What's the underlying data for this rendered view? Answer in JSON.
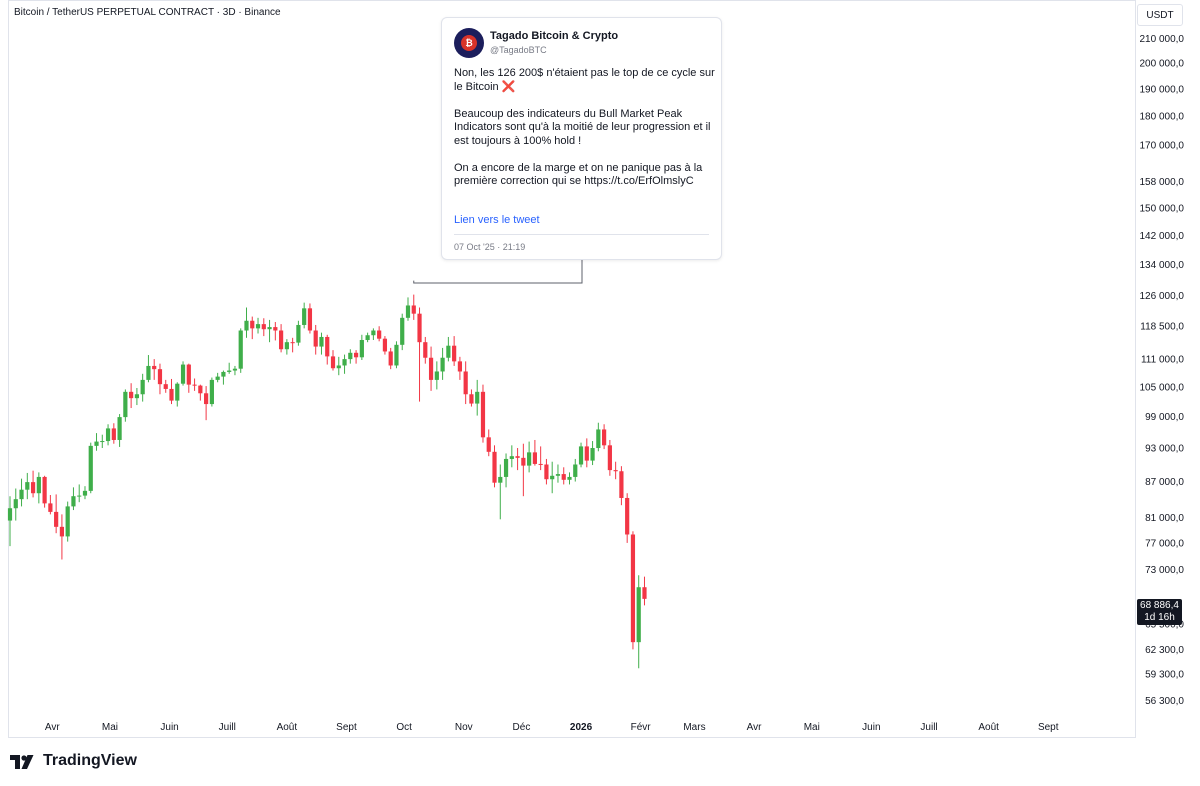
{
  "header": {
    "symbol_title": "Bitcoin / TetherUS PERPETUAL CONTRACT · 3D · Binance",
    "currency": "USDT"
  },
  "price_badge": {
    "price": "68 886,4",
    "countdown": "1d 16h"
  },
  "tweet": {
    "name": "Tagado Bitcoin & Crypto",
    "handle": "@TagadoBTC",
    "text": "Non, les 126 200$ n'étaient pas le top de ce cycle sur le Bitcoin ❌\n\nBeaucoup des indicateurs du Bull Market Peak Indicators sont qu'à la moitié de leur progression et il est toujours à 100% hold !\n\nOn a encore de la marge et on ne panique pas à la première correction qui se https://t.co/ErfOlmslyC",
    "link_label": "Lien vers le tweet",
    "date": "07 Oct '25 · 21:19"
  },
  "branding": {
    "logo_text": "TradingView"
  },
  "colors": {
    "up": "#26a69a",
    "up_green": "#3fae4a",
    "down": "#f23645",
    "axis_text": "#131722",
    "grid": "#e0e3eb"
  },
  "chart_data": {
    "type": "candlestick",
    "title": "Bitcoin / TetherUS PERPETUAL CONTRACT · 3D · Binance",
    "y_scale": "log",
    "ylim": [
      55000,
      225000
    ],
    "y_ticks": [
      {
        "value": 210000,
        "label": "210 000,0"
      },
      {
        "value": 200000,
        "label": "200 000,0"
      },
      {
        "value": 190000,
        "label": "190 000,0"
      },
      {
        "value": 180000,
        "label": "180 000,0"
      },
      {
        "value": 170000,
        "label": "170 000,0"
      },
      {
        "value": 158000,
        "label": "158 000,0"
      },
      {
        "value": 150000,
        "label": "150 000,0"
      },
      {
        "value": 142000,
        "label": "142 000,0"
      },
      {
        "value": 134000,
        "label": "134 000,0"
      },
      {
        "value": 126000,
        "label": "126 000,0"
      },
      {
        "value": 118500,
        "label": "118 500,0"
      },
      {
        "value": 111000,
        "label": "111 000,0"
      },
      {
        "value": 105000,
        "label": "105 000,0"
      },
      {
        "value": 99000,
        "label": "99 000,0"
      },
      {
        "value": 93000,
        "label": "93 000,0"
      },
      {
        "value": 87000,
        "label": "87 000,0"
      },
      {
        "value": 81000,
        "label": "81 000,0"
      },
      {
        "value": 77000,
        "label": "77 000,0"
      },
      {
        "value": 73000,
        "label": "73 000,0"
      },
      {
        "value": 65500,
        "label": "65 500,0"
      },
      {
        "value": 62300,
        "label": "62 300,0"
      },
      {
        "value": 59300,
        "label": "59 300,0"
      },
      {
        "value": 56300,
        "label": "56 300,0"
      }
    ],
    "x_range": [
      "2025-03-10",
      "2026-09-30"
    ],
    "x_ticks": [
      {
        "date": "2025-04-01",
        "label": "Avr",
        "bold": false
      },
      {
        "date": "2025-05-01",
        "label": "Mai",
        "bold": false
      },
      {
        "date": "2025-06-01",
        "label": "Juin",
        "bold": false
      },
      {
        "date": "2025-07-01",
        "label": "Juill",
        "bold": false
      },
      {
        "date": "2025-08-01",
        "label": "Août",
        "bold": false
      },
      {
        "date": "2025-09-01",
        "label": "Sept",
        "bold": false
      },
      {
        "date": "2025-10-01",
        "label": "Oct",
        "bold": false
      },
      {
        "date": "2025-11-01",
        "label": "Nov",
        "bold": false
      },
      {
        "date": "2025-12-01",
        "label": "Déc",
        "bold": false
      },
      {
        "date": "2026-01-01",
        "label": "2026",
        "bold": true
      },
      {
        "date": "2026-02-01",
        "label": "Févr",
        "bold": false
      },
      {
        "date": "2026-03-01",
        "label": "Mars",
        "bold": false
      },
      {
        "date": "2026-04-01",
        "label": "Avr",
        "bold": false
      },
      {
        "date": "2026-05-01",
        "label": "Mai",
        "bold": false
      },
      {
        "date": "2026-06-01",
        "label": "Juin",
        "bold": false
      },
      {
        "date": "2026-07-01",
        "label": "Juill",
        "bold": false
      },
      {
        "date": "2026-08-01",
        "label": "Août",
        "bold": false
      },
      {
        "date": "2026-09-01",
        "label": "Sept",
        "bold": false
      }
    ],
    "candles": [
      {
        "date": "2025-03-10",
        "o": 80500,
        "h": 84500,
        "l": 76500,
        "c": 82500
      },
      {
        "date": "2025-03-13",
        "o": 82500,
        "h": 85800,
        "l": 80500,
        "c": 84000
      },
      {
        "date": "2025-03-16",
        "o": 84000,
        "h": 87500,
        "l": 82800,
        "c": 85600
      },
      {
        "date": "2025-03-19",
        "o": 85600,
        "h": 88500,
        "l": 84000,
        "c": 86900
      },
      {
        "date": "2025-03-22",
        "o": 86900,
        "h": 88900,
        "l": 84300,
        "c": 85000
      },
      {
        "date": "2025-03-25",
        "o": 85000,
        "h": 88600,
        "l": 83300,
        "c": 87800
      },
      {
        "date": "2025-03-28",
        "o": 87800,
        "h": 88000,
        "l": 82600,
        "c": 83300
      },
      {
        "date": "2025-03-31",
        "o": 83300,
        "h": 84700,
        "l": 81500,
        "c": 81900
      },
      {
        "date": "2025-04-03",
        "o": 81900,
        "h": 84800,
        "l": 78500,
        "c": 79500
      },
      {
        "date": "2025-04-06",
        "o": 79500,
        "h": 81500,
        "l": 74500,
        "c": 78000
      },
      {
        "date": "2025-04-09",
        "o": 78000,
        "h": 83600,
        "l": 77200,
        "c": 82800
      },
      {
        "date": "2025-04-12",
        "o": 82800,
        "h": 86000,
        "l": 82200,
        "c": 84500
      },
      {
        "date": "2025-04-15",
        "o": 84500,
        "h": 86500,
        "l": 83500,
        "c": 84600
      },
      {
        "date": "2025-04-18",
        "o": 84600,
        "h": 86200,
        "l": 84000,
        "c": 85400
      },
      {
        "date": "2025-04-21",
        "o": 85400,
        "h": 94000,
        "l": 85000,
        "c": 93400
      },
      {
        "date": "2025-04-24",
        "o": 93400,
        "h": 95800,
        "l": 92500,
        "c": 94200
      },
      {
        "date": "2025-04-27",
        "o": 94200,
        "h": 95500,
        "l": 93000,
        "c": 94300
      },
      {
        "date": "2025-04-30",
        "o": 94300,
        "h": 97500,
        "l": 93500,
        "c": 96700
      },
      {
        "date": "2025-05-03",
        "o": 96700,
        "h": 97700,
        "l": 93800,
        "c": 94500
      },
      {
        "date": "2025-05-06",
        "o": 94500,
        "h": 99500,
        "l": 93200,
        "c": 98900
      },
      {
        "date": "2025-05-09",
        "o": 98900,
        "h": 104500,
        "l": 98000,
        "c": 104000
      },
      {
        "date": "2025-05-12",
        "o": 104000,
        "h": 105800,
        "l": 100700,
        "c": 102700
      },
      {
        "date": "2025-05-15",
        "o": 102700,
        "h": 104800,
        "l": 101300,
        "c": 103500
      },
      {
        "date": "2025-05-18",
        "o": 103500,
        "h": 107800,
        "l": 102000,
        "c": 106500
      },
      {
        "date": "2025-05-21",
        "o": 106500,
        "h": 111900,
        "l": 106000,
        "c": 109500
      },
      {
        "date": "2025-05-24",
        "o": 109500,
        "h": 111000,
        "l": 106500,
        "c": 108800
      },
      {
        "date": "2025-05-27",
        "o": 108800,
        "h": 110000,
        "l": 103500,
        "c": 105600
      },
      {
        "date": "2025-05-30",
        "o": 105600,
        "h": 106500,
        "l": 103800,
        "c": 104600
      },
      {
        "date": "2025-06-02",
        "o": 104600,
        "h": 106700,
        "l": 101500,
        "c": 102200
      },
      {
        "date": "2025-06-05",
        "o": 102200,
        "h": 106000,
        "l": 101000,
        "c": 105700
      },
      {
        "date": "2025-06-08",
        "o": 105700,
        "h": 110500,
        "l": 105300,
        "c": 109800
      },
      {
        "date": "2025-06-11",
        "o": 109800,
        "h": 110000,
        "l": 103800,
        "c": 105500
      },
      {
        "date": "2025-06-14",
        "o": 105500,
        "h": 106800,
        "l": 104200,
        "c": 105300
      },
      {
        "date": "2025-06-17",
        "o": 105300,
        "h": 105500,
        "l": 102200,
        "c": 103700
      },
      {
        "date": "2025-06-20",
        "o": 103700,
        "h": 105200,
        "l": 98300,
        "c": 101500
      },
      {
        "date": "2025-06-23",
        "o": 101500,
        "h": 107000,
        "l": 101000,
        "c": 106500
      },
      {
        "date": "2025-06-26",
        "o": 106500,
        "h": 108000,
        "l": 106000,
        "c": 107200
      },
      {
        "date": "2025-06-29",
        "o": 107200,
        "h": 108500,
        "l": 105500,
        "c": 108200
      },
      {
        "date": "2025-07-02",
        "o": 108200,
        "h": 110200,
        "l": 107800,
        "c": 108500
      },
      {
        "date": "2025-07-05",
        "o": 108500,
        "h": 109500,
        "l": 107500,
        "c": 108900
      },
      {
        "date": "2025-07-08",
        "o": 108900,
        "h": 118000,
        "l": 108000,
        "c": 117500
      },
      {
        "date": "2025-07-11",
        "o": 117500,
        "h": 123000,
        "l": 115800,
        "c": 119800
      },
      {
        "date": "2025-07-14",
        "o": 119800,
        "h": 120800,
        "l": 115500,
        "c": 118000
      },
      {
        "date": "2025-07-17",
        "o": 118000,
        "h": 120500,
        "l": 116800,
        "c": 119000
      },
      {
        "date": "2025-07-20",
        "o": 119000,
        "h": 120400,
        "l": 116200,
        "c": 117800
      },
      {
        "date": "2025-07-23",
        "o": 117800,
        "h": 120000,
        "l": 114800,
        "c": 118300
      },
      {
        "date": "2025-07-26",
        "o": 118300,
        "h": 119500,
        "l": 115200,
        "c": 117500
      },
      {
        "date": "2025-07-29",
        "o": 117500,
        "h": 119000,
        "l": 112500,
        "c": 113200
      },
      {
        "date": "2025-08-01",
        "o": 113200,
        "h": 115500,
        "l": 112000,
        "c": 114800
      },
      {
        "date": "2025-08-04",
        "o": 114800,
        "h": 115800,
        "l": 112500,
        "c": 114700
      },
      {
        "date": "2025-08-07",
        "o": 114700,
        "h": 119800,
        "l": 114000,
        "c": 118800
      },
      {
        "date": "2025-08-10",
        "o": 118800,
        "h": 124200,
        "l": 118000,
        "c": 122800
      },
      {
        "date": "2025-08-13",
        "o": 122800,
        "h": 124000,
        "l": 116800,
        "c": 117500
      },
      {
        "date": "2025-08-16",
        "o": 117500,
        "h": 118800,
        "l": 112000,
        "c": 113800
      },
      {
        "date": "2025-08-19",
        "o": 113800,
        "h": 117000,
        "l": 112000,
        "c": 116000
      },
      {
        "date": "2025-08-22",
        "o": 116000,
        "h": 116500,
        "l": 109800,
        "c": 111600
      },
      {
        "date": "2025-08-25",
        "o": 111600,
        "h": 113000,
        "l": 108500,
        "c": 109000
      },
      {
        "date": "2025-08-28",
        "o": 109000,
        "h": 111500,
        "l": 107500,
        "c": 109600
      },
      {
        "date": "2025-08-31",
        "o": 109600,
        "h": 112000,
        "l": 107800,
        "c": 111000
      },
      {
        "date": "2025-09-03",
        "o": 111000,
        "h": 113200,
        "l": 110000,
        "c": 112400
      },
      {
        "date": "2025-09-06",
        "o": 112400,
        "h": 113000,
        "l": 110000,
        "c": 111400
      },
      {
        "date": "2025-09-09",
        "o": 111400,
        "h": 116500,
        "l": 110800,
        "c": 115300
      },
      {
        "date": "2025-09-12",
        "o": 115300,
        "h": 117000,
        "l": 114800,
        "c": 116400
      },
      {
        "date": "2025-09-15",
        "o": 116400,
        "h": 118000,
        "l": 115300,
        "c": 117500
      },
      {
        "date": "2025-09-18",
        "o": 117500,
        "h": 118500,
        "l": 115000,
        "c": 115600
      },
      {
        "date": "2025-09-21",
        "o": 115600,
        "h": 116200,
        "l": 112000,
        "c": 112700
      },
      {
        "date": "2025-09-24",
        "o": 112700,
        "h": 113500,
        "l": 108800,
        "c": 109600
      },
      {
        "date": "2025-09-27",
        "o": 109600,
        "h": 115000,
        "l": 109000,
        "c": 114200
      },
      {
        "date": "2025-09-30",
        "o": 114200,
        "h": 121500,
        "l": 113000,
        "c": 120500
      },
      {
        "date": "2025-10-03",
        "o": 120500,
        "h": 125500,
        "l": 119800,
        "c": 123500
      },
      {
        "date": "2025-10-06",
        "o": 123500,
        "h": 126200,
        "l": 120000,
        "c": 121500
      },
      {
        "date": "2025-10-09",
        "o": 121500,
        "h": 123000,
        "l": 102000,
        "c": 114800
      },
      {
        "date": "2025-10-12",
        "o": 114800,
        "h": 116000,
        "l": 110000,
        "c": 111300
      },
      {
        "date": "2025-10-15",
        "o": 111300,
        "h": 113800,
        "l": 104200,
        "c": 106500
      },
      {
        "date": "2025-10-18",
        "o": 106500,
        "h": 110500,
        "l": 104500,
        "c": 108300
      },
      {
        "date": "2025-10-21",
        "o": 108300,
        "h": 113500,
        "l": 106500,
        "c": 111300
      },
      {
        "date": "2025-10-24",
        "o": 111300,
        "h": 116000,
        "l": 110500,
        "c": 114000
      },
      {
        "date": "2025-10-27",
        "o": 114000,
        "h": 116200,
        "l": 109500,
        "c": 110500
      },
      {
        "date": "2025-10-30",
        "o": 110500,
        "h": 111500,
        "l": 106500,
        "c": 108300
      },
      {
        "date": "2025-11-02",
        "o": 108300,
        "h": 110500,
        "l": 101500,
        "c": 103500
      },
      {
        "date": "2025-11-05",
        "o": 103500,
        "h": 104500,
        "l": 101000,
        "c": 101600
      },
      {
        "date": "2025-11-08",
        "o": 101600,
        "h": 106500,
        "l": 99200,
        "c": 104000
      },
      {
        "date": "2025-11-11",
        "o": 104000,
        "h": 105500,
        "l": 94000,
        "c": 95000
      },
      {
        "date": "2025-11-14",
        "o": 95000,
        "h": 96500,
        "l": 91500,
        "c": 92300
      },
      {
        "date": "2025-11-17",
        "o": 92300,
        "h": 93500,
        "l": 86000,
        "c": 86800
      },
      {
        "date": "2025-11-20",
        "o": 86800,
        "h": 90000,
        "l": 80700,
        "c": 87800
      },
      {
        "date": "2025-11-23",
        "o": 87800,
        "h": 92000,
        "l": 86000,
        "c": 91000
      },
      {
        "date": "2025-11-26",
        "o": 91000,
        "h": 93500,
        "l": 89500,
        "c": 91500
      },
      {
        "date": "2025-11-29",
        "o": 91500,
        "h": 93000,
        "l": 89000,
        "c": 91200
      },
      {
        "date": "2025-12-02",
        "o": 91200,
        "h": 93800,
        "l": 84500,
        "c": 89800
      },
      {
        "date": "2025-12-05",
        "o": 89800,
        "h": 94200,
        "l": 88600,
        "c": 92200
      },
      {
        "date": "2025-12-08",
        "o": 92200,
        "h": 94500,
        "l": 89800,
        "c": 90100
      },
      {
        "date": "2025-12-11",
        "o": 90100,
        "h": 93300,
        "l": 89000,
        "c": 90000
      },
      {
        "date": "2025-12-14",
        "o": 90000,
        "h": 91000,
        "l": 86500,
        "c": 87400
      },
      {
        "date": "2025-12-17",
        "o": 87400,
        "h": 90500,
        "l": 85000,
        "c": 88000
      },
      {
        "date": "2025-12-20",
        "o": 88000,
        "h": 90000,
        "l": 86800,
        "c": 88300
      },
      {
        "date": "2025-12-23",
        "o": 88300,
        "h": 89500,
        "l": 86500,
        "c": 87300
      },
      {
        "date": "2025-12-26",
        "o": 87300,
        "h": 88600,
        "l": 86500,
        "c": 87800
      },
      {
        "date": "2025-12-29",
        "o": 87800,
        "h": 91000,
        "l": 87000,
        "c": 90000
      },
      {
        "date": "2026-01-01",
        "o": 90000,
        "h": 94000,
        "l": 89500,
        "c": 93300
      },
      {
        "date": "2026-01-04",
        "o": 93300,
        "h": 94800,
        "l": 89500,
        "c": 90700
      },
      {
        "date": "2026-01-07",
        "o": 90700,
        "h": 94300,
        "l": 89900,
        "c": 93000
      },
      {
        "date": "2026-01-10",
        "o": 93000,
        "h": 97800,
        "l": 92400,
        "c": 96500
      },
      {
        "date": "2026-01-13",
        "o": 96500,
        "h": 97500,
        "l": 92800,
        "c": 93500
      },
      {
        "date": "2026-01-16",
        "o": 93500,
        "h": 94500,
        "l": 88000,
        "c": 89000
      },
      {
        "date": "2026-01-19",
        "o": 89000,
        "h": 90500,
        "l": 87400,
        "c": 88800
      },
      {
        "date": "2026-01-22",
        "o": 88800,
        "h": 89700,
        "l": 83000,
        "c": 84200
      },
      {
        "date": "2026-01-25",
        "o": 84200,
        "h": 85000,
        "l": 77000,
        "c": 78300
      },
      {
        "date": "2026-01-28",
        "o": 78300,
        "h": 78800,
        "l": 62300,
        "c": 63200
      },
      {
        "date": "2026-01-31",
        "o": 63200,
        "h": 72200,
        "l": 60000,
        "c": 70500
      },
      {
        "date": "2026-02-03",
        "o": 70500,
        "h": 72000,
        "l": 68000,
        "c": 68886
      }
    ],
    "last_price": 68886.4,
    "annotation": {
      "anchor_date": "2025-10-06",
      "anchor_price": 126200
    }
  }
}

====

## WHAT THE EXERCISE ASKS
Across the records, how many lines contain "TetherUS"? Only the number should be given.

## EXERCISE RESULT
2